Data items
>>>

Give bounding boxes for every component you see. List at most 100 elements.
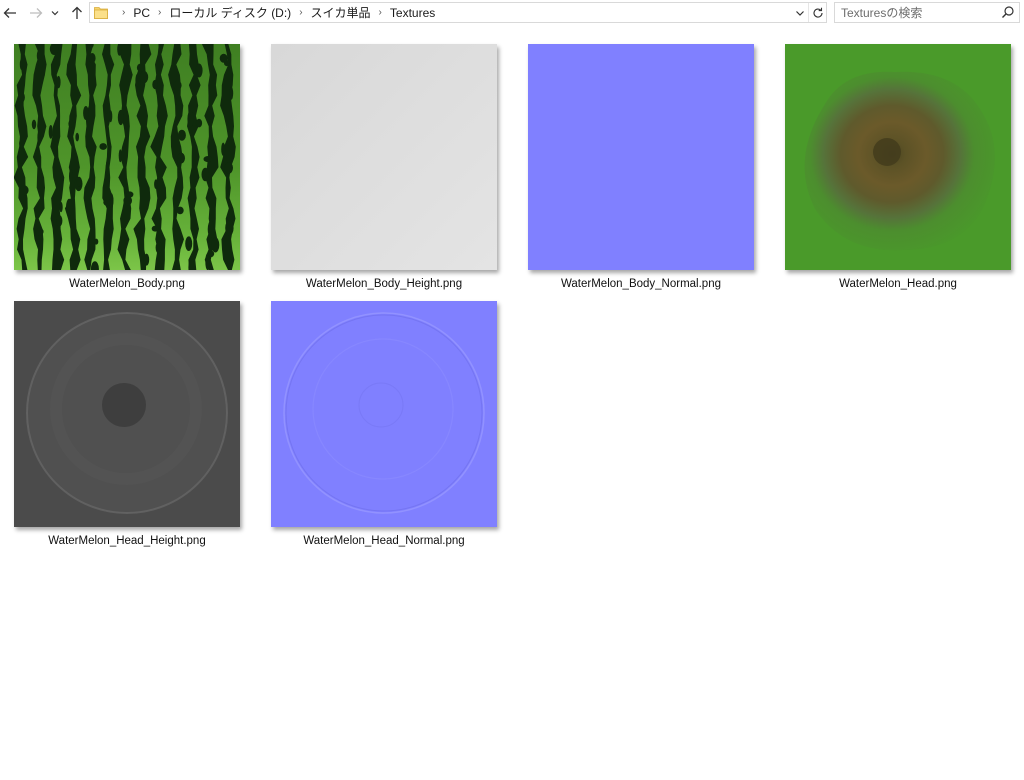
file-name: WaterMelon_Head_Normal.png xyxy=(303,535,465,547)
texture-stripe-blob xyxy=(19,58,23,70)
texture-stripe-blob xyxy=(40,71,45,78)
texture-stripe-blob xyxy=(69,169,73,184)
refresh-button[interactable] xyxy=(808,3,827,22)
texture-stripe-blob xyxy=(187,110,194,128)
texture-stripe-blob xyxy=(139,70,149,84)
texture-stripe-blob xyxy=(59,201,63,213)
texture-stripe-blob xyxy=(151,225,159,232)
chevron-right-icon: › xyxy=(122,7,126,18)
texture-stripe-blob xyxy=(117,109,124,126)
up-button[interactable] xyxy=(67,3,87,23)
search-icon[interactable] xyxy=(1001,5,1015,19)
texture-stripe-blob xyxy=(68,119,74,128)
address-bar[interactable]: › PC › ローカル ディスク (D:) › スイカ単品 › Textures xyxy=(89,2,827,23)
arrow-right-icon xyxy=(30,8,43,18)
texture-stripe-blob xyxy=(177,157,182,173)
file-view: WaterMelon_Body.png WaterMelon_Body_Heig… xyxy=(0,26,1024,780)
texture-stripe-blob xyxy=(94,238,99,245)
file-item[interactable]: WaterMelon_Body.png xyxy=(0,26,250,290)
texture-stripe-blob xyxy=(75,132,79,142)
file-thumbnail xyxy=(14,44,240,270)
texture-stripe-blob xyxy=(109,110,113,123)
texture-stripe-blob xyxy=(176,206,184,215)
texture-stripe-blob xyxy=(152,79,158,90)
texture-stripe-blob xyxy=(18,148,25,164)
texture-stripe-blob xyxy=(177,129,186,141)
file-item[interactable]: WaterMelon_Body_Height.png xyxy=(257,26,507,290)
texture-stripe-blob xyxy=(224,162,233,174)
chevron-right-icon[interactable]: › xyxy=(379,7,382,18)
breadcrumb-item-local-disk[interactable]: ローカル ディスク (D:) xyxy=(169,4,291,21)
file-name: WaterMelon_Head.png xyxy=(839,278,957,290)
texture-stripe-blob xyxy=(37,130,41,146)
texture-stripe-blob xyxy=(103,198,111,206)
breadcrumb-item-pc[interactable]: PC xyxy=(133,6,150,20)
texture-stripe-blob xyxy=(195,118,203,128)
texture-stripe-blob xyxy=(203,156,213,163)
arrow-up-icon xyxy=(72,6,82,19)
search-input[interactable] xyxy=(841,4,991,21)
texture-stripe-blob xyxy=(175,97,182,106)
file-item[interactable]: WaterMelon_Head_Normal.png xyxy=(257,283,507,547)
texture-stripe-blob xyxy=(76,176,82,187)
back-button[interactable] xyxy=(0,3,20,23)
texture-stripe-blob xyxy=(143,253,150,266)
forward-button[interactable] xyxy=(26,3,46,23)
texture-stripe-blob xyxy=(105,102,109,114)
texture-stripe-blob xyxy=(154,179,158,190)
texture-stripe-blob xyxy=(118,149,122,163)
texture-head-image xyxy=(785,44,1011,270)
texture-stripe-blob xyxy=(173,80,182,91)
texture-stripe-blob xyxy=(207,220,215,238)
texture-stripe-blob xyxy=(124,65,129,77)
chevron-down-icon xyxy=(796,10,804,16)
texture-stripe-blob xyxy=(201,167,210,182)
file-thumbnail xyxy=(271,301,497,527)
navigation-toolbar: › PC › ローカル ディスク (D:) › スイカ単品 › Textures xyxy=(0,0,1024,26)
recent-locations-button[interactable] xyxy=(48,3,62,23)
texture-stripe-blob xyxy=(35,227,44,236)
file-thumbnail xyxy=(528,44,754,270)
texture-stripe-blob xyxy=(225,220,234,236)
address-dropdown-button[interactable] xyxy=(793,3,807,22)
refresh-icon xyxy=(813,7,823,18)
file-item[interactable]: WaterMelon_Head.png xyxy=(771,26,1021,290)
folder-icon xyxy=(94,7,108,19)
breadcrumb-item-textures[interactable]: Textures xyxy=(390,6,435,20)
texture-stripe-blob xyxy=(19,185,29,196)
chevron-right-icon[interactable]: › xyxy=(299,7,302,18)
search-box[interactable] xyxy=(834,2,1020,23)
texture-stripe-blob xyxy=(160,119,166,128)
file-item[interactable]: WaterMelon_Head_Height.png xyxy=(0,283,250,547)
texture-stripe-blob xyxy=(56,75,61,89)
texture-stripe-blob xyxy=(90,245,94,256)
texture-stripe-blob xyxy=(38,59,44,68)
texture-stripe-blob xyxy=(195,63,203,78)
texture-stripe-blob xyxy=(88,53,96,64)
file-thumbnail xyxy=(14,301,240,527)
file-name: WaterMelon_Body_Normal.png xyxy=(560,278,721,290)
texture-body-height-image xyxy=(271,44,497,270)
texture-body-image xyxy=(14,44,240,270)
texture-stripe-blob xyxy=(65,198,73,217)
texture-stripe-blob xyxy=(19,138,24,148)
texture-stripe-blob xyxy=(229,86,234,100)
texture-stripe-blob xyxy=(99,143,107,150)
chevron-right-icon[interactable]: › xyxy=(158,7,161,18)
breadcrumb: › PC › ローカル ディスク (D:) › スイカ単品 › Textures xyxy=(114,3,435,22)
texture-stripe-blob xyxy=(135,74,139,87)
texture-stripe-blob xyxy=(155,241,162,254)
texture-stripe-blob xyxy=(126,191,134,198)
texture-stripe-blob xyxy=(219,53,228,63)
chevron-down-icon xyxy=(51,11,59,16)
file-thumbnail xyxy=(785,44,1011,270)
texture-stripe-blob xyxy=(31,119,37,130)
texture-body-normal-image xyxy=(528,44,754,270)
file-item[interactable]: WaterMelon_Body_Normal.png xyxy=(514,26,764,290)
texture-head-height-image xyxy=(14,301,240,527)
texture-stripe-blob xyxy=(56,215,63,227)
texture-stripe-blob xyxy=(105,160,109,176)
texture-stripe-blob xyxy=(221,142,226,156)
breadcrumb-item-folder[interactable]: スイカ単品 xyxy=(311,4,371,21)
texture-stripe-blob xyxy=(83,106,89,120)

<<<

* _What needs to be done_
Please copy every line of the data above word for word, leaving out the pictures.

* _Exercise solution_
Give bounding boxes for every component you see. List at most 100 elements.
file-name: WaterMelon_Head_Normal.png xyxy=(303,535,465,547)
texture-stripe-blob xyxy=(19,58,23,70)
texture-stripe-blob xyxy=(40,71,45,78)
texture-stripe-blob xyxy=(69,169,73,184)
refresh-button[interactable] xyxy=(808,3,827,22)
texture-stripe-blob xyxy=(187,110,194,128)
texture-stripe-blob xyxy=(139,70,149,84)
texture-stripe-blob xyxy=(59,201,63,213)
texture-stripe-blob xyxy=(151,225,159,232)
chevron-right-icon: › xyxy=(122,7,126,18)
texture-stripe-blob xyxy=(117,109,124,126)
up-button[interactable] xyxy=(67,3,87,23)
search-icon[interactable] xyxy=(1001,5,1015,19)
texture-stripe-blob xyxy=(68,119,74,128)
address-bar[interactable]: › PC › ローカル ディスク (D:) › スイカ単品 › Textures xyxy=(89,2,827,23)
arrow-right-icon xyxy=(30,8,43,18)
texture-stripe-blob xyxy=(177,157,182,173)
file-view: WaterMelon_Body.png WaterMelon_Body_Heig… xyxy=(0,26,1024,780)
texture-stripe-blob xyxy=(94,238,99,245)
file-item[interactable]: WaterMelon_Body.png xyxy=(0,26,250,290)
texture-stripe-blob xyxy=(75,132,79,142)
file-thumbnail xyxy=(14,44,240,270)
texture-stripe-blob xyxy=(109,110,113,123)
texture-stripe-blob xyxy=(176,206,184,215)
texture-stripe-blob xyxy=(152,79,158,90)
texture-stripe-blob xyxy=(18,148,25,164)
texture-stripe-blob xyxy=(177,129,186,141)
file-item[interactable]: WaterMelon_Body_Height.png xyxy=(257,26,507,290)
texture-stripe-blob xyxy=(224,162,233,174)
chevron-right-icon[interactable]: › xyxy=(379,7,382,18)
breadcrumb-item-local-disk[interactable]: ローカル ディスク (D:) xyxy=(169,4,291,21)
file-name: WaterMelon_Head.png xyxy=(839,278,957,290)
texture-stripe-blob xyxy=(37,130,41,146)
texture-stripe-blob xyxy=(103,198,111,206)
breadcrumb-item-pc[interactable]: PC xyxy=(133,6,150,20)
texture-stripe-blob xyxy=(195,118,203,128)
texture-stripe-blob xyxy=(203,156,213,163)
arrow-up-icon xyxy=(72,6,82,19)
search-input[interactable] xyxy=(841,4,991,21)
texture-stripe-blob xyxy=(175,97,182,106)
file-item[interactable]: WaterMelon_Head_Normal.png xyxy=(257,283,507,547)
texture-stripe-blob xyxy=(76,176,82,187)
back-button[interactable] xyxy=(0,3,20,23)
texture-stripe-blob xyxy=(143,253,150,266)
forward-button[interactable] xyxy=(26,3,46,23)
texture-stripe-blob xyxy=(105,102,109,114)
texture-stripe-blob xyxy=(154,179,158,190)
texture-stripe-blob xyxy=(118,149,122,163)
texture-head-image xyxy=(785,44,1011,270)
texture-stripe-blob xyxy=(173,80,182,91)
texture-stripe-blob xyxy=(207,220,215,238)
texture-stripe-blob xyxy=(124,65,129,77)
chevron-down-icon xyxy=(796,10,804,16)
texture-stripe-blob xyxy=(201,167,210,182)
file-thumbnail xyxy=(271,301,497,527)
navigation-toolbar: › PC › ローカル ディスク (D:) › スイカ単品 › Textures xyxy=(0,0,1024,26)
recent-locations-button[interactable] xyxy=(48,3,62,23)
texture-stripe-blob xyxy=(35,227,44,236)
file-thumbnail xyxy=(528,44,754,270)
texture-stripe-blob xyxy=(225,220,234,236)
address-dropdown-button[interactable] xyxy=(793,3,807,22)
refresh-icon xyxy=(813,7,823,18)
file-item[interactable]: WaterMelon_Head.png xyxy=(771,26,1021,290)
folder-icon xyxy=(94,7,108,19)
breadcrumb-item-textures[interactable]: Textures xyxy=(390,6,435,20)
texture-stripe-blob xyxy=(19,185,29,196)
chevron-right-icon[interactable]: › xyxy=(299,7,302,18)
search-box[interactable] xyxy=(834,2,1020,23)
texture-stripe-blob xyxy=(160,119,166,128)
file-item[interactable]: WaterMelon_Head_Height.png xyxy=(0,283,250,547)
texture-stripe-blob xyxy=(56,75,61,89)
texture-stripe-blob xyxy=(90,245,94,256)
texture-stripe-blob xyxy=(38,59,44,68)
texture-stripe-blob xyxy=(195,63,203,78)
texture-stripe-blob xyxy=(88,53,96,64)
file-thumbnail xyxy=(14,301,240,527)
file-name: WaterMelon_Body_Normal.png xyxy=(560,278,721,290)
texture-body-height-image xyxy=(271,44,497,270)
texture-body-image xyxy=(14,44,240,270)
texture-stripe-blob xyxy=(65,198,73,217)
texture-stripe-blob xyxy=(19,138,24,148)
texture-stripe-blob xyxy=(229,86,234,100)
texture-stripe-blob xyxy=(99,143,107,150)
chevron-right-icon[interactable]: › xyxy=(158,7,161,18)
breadcrumb: › PC › ローカル ディスク (D:) › スイカ単品 › Textures xyxy=(114,3,435,22)
texture-stripe-blob xyxy=(135,74,139,87)
texture-stripe-blob xyxy=(155,241,162,254)
texture-stripe-blob xyxy=(126,191,134,198)
texture-stripe-blob xyxy=(219,53,228,63)
chevron-down-icon xyxy=(51,11,59,16)
file-thumbnail xyxy=(785,44,1011,270)
texture-stripe-blob xyxy=(31,119,37,130)
texture-body-normal-image xyxy=(528,44,754,270)
file-item[interactable]: WaterMelon_Body_Normal.png xyxy=(514,26,764,290)
texture-head-height-image xyxy=(14,301,240,527)
texture-stripe-blob xyxy=(56,215,63,227)
texture-stripe-blob xyxy=(105,160,109,176)
texture-stripe-blob xyxy=(221,142,226,156)
breadcrumb-item-folder[interactable]: スイカ単品 xyxy=(311,4,371,21)
texture-stripe-blob xyxy=(83,106,89,120)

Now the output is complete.